* _WHAT YOU ARE ASKED TO DO_:
Using the data below, gather each line that includes the word "Purchased".

* _DATA LISTING_:
**********

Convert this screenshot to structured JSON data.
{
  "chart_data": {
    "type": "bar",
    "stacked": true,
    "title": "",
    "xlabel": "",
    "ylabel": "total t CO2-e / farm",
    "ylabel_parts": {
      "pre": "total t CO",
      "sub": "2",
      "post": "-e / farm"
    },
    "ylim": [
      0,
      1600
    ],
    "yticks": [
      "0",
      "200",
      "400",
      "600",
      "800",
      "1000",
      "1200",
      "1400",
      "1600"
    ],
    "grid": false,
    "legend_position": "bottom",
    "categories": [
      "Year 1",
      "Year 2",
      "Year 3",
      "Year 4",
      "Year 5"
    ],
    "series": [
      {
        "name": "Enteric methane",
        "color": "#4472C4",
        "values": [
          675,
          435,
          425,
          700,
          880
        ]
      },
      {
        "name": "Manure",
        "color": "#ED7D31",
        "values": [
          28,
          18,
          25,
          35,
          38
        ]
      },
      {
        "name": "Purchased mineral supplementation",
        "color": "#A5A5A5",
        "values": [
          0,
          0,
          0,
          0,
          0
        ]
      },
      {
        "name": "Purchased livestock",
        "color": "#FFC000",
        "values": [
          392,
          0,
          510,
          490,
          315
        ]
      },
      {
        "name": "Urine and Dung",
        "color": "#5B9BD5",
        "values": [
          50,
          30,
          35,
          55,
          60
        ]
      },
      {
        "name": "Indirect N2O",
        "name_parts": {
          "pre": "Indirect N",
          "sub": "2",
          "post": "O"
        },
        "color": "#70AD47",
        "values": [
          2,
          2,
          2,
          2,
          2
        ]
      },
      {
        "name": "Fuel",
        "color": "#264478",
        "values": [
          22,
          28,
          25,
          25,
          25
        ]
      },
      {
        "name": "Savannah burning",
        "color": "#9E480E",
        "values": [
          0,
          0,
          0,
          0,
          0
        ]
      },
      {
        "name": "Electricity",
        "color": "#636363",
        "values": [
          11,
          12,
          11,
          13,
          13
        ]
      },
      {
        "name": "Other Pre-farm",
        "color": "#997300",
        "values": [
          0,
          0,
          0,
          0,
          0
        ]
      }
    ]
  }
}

**********

* _PROBLEM SOLUTION_:
        "name": "Purchased mineral supplementation",
        "name": "Purchased livestock",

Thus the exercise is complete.